■ What you have to do ■
Where a line of the material contains the string "pour", copy that line.

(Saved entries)
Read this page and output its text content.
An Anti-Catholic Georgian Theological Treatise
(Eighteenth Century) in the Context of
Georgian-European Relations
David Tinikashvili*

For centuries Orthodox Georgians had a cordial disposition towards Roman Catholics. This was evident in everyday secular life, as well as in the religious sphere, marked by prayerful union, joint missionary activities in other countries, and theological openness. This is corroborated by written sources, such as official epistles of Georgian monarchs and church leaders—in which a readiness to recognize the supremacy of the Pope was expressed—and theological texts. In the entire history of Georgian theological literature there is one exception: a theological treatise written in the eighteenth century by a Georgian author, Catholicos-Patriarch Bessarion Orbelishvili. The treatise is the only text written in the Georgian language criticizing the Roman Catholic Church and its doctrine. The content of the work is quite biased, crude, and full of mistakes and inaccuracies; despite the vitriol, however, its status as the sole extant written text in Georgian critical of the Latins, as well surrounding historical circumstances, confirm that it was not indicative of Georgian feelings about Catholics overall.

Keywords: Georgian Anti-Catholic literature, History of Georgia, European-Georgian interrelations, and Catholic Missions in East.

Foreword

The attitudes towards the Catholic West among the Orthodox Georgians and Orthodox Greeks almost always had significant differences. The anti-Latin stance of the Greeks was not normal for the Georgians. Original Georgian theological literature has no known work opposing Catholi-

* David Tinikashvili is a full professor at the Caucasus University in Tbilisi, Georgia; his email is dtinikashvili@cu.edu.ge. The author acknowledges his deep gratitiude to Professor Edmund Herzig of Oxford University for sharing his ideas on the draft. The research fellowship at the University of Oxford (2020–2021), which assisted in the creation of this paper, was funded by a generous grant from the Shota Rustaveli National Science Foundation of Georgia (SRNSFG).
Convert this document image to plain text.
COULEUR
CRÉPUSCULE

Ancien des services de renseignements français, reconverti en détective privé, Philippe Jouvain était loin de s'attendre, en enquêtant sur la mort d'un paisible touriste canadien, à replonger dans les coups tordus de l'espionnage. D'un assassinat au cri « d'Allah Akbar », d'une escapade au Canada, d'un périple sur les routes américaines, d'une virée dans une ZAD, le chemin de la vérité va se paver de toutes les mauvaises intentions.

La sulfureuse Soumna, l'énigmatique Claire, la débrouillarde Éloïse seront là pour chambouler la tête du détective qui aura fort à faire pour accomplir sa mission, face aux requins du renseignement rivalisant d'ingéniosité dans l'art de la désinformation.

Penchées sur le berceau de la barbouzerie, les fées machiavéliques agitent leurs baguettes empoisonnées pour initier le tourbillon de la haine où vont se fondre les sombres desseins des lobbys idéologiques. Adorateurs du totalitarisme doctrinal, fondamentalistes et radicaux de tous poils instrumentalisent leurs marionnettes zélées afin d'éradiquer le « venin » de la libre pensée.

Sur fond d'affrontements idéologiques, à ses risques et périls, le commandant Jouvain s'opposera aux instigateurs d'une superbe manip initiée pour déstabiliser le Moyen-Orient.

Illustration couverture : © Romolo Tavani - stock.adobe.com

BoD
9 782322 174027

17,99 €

■ Reply ■
La sulfureuse Soumna, l'énigmatique Claire, la débrouillarde Éloïse seront là pour chambouler la tête du détective qui aura fort à faire pour accomplir sa mission, face aux requins du renseignement rivalisant d'ingéniosité dans l'art de la désinformation.
Penchées sur le berceau de la barbouzerie, les fées machiavéliques agitent leurs baguettes empoisonnées pour initier le tourbillon de la haine où vont se fondre les sombres desseins des lobbys idéologiques. Adorateurs du totalitarisme doctrinal, fondamentalistes et radicaux de tous poils instrumentalisent leurs marionnettes zélées afin d'éradiquer le « venin » de la libre pensée.
Sur fond d'affrontements idéologiques, à ses risques et périls, le commandant Jouvain s'opposera aux instigateurs d'une superbe manip initiée pour déstabiliser le Moyen-Orient.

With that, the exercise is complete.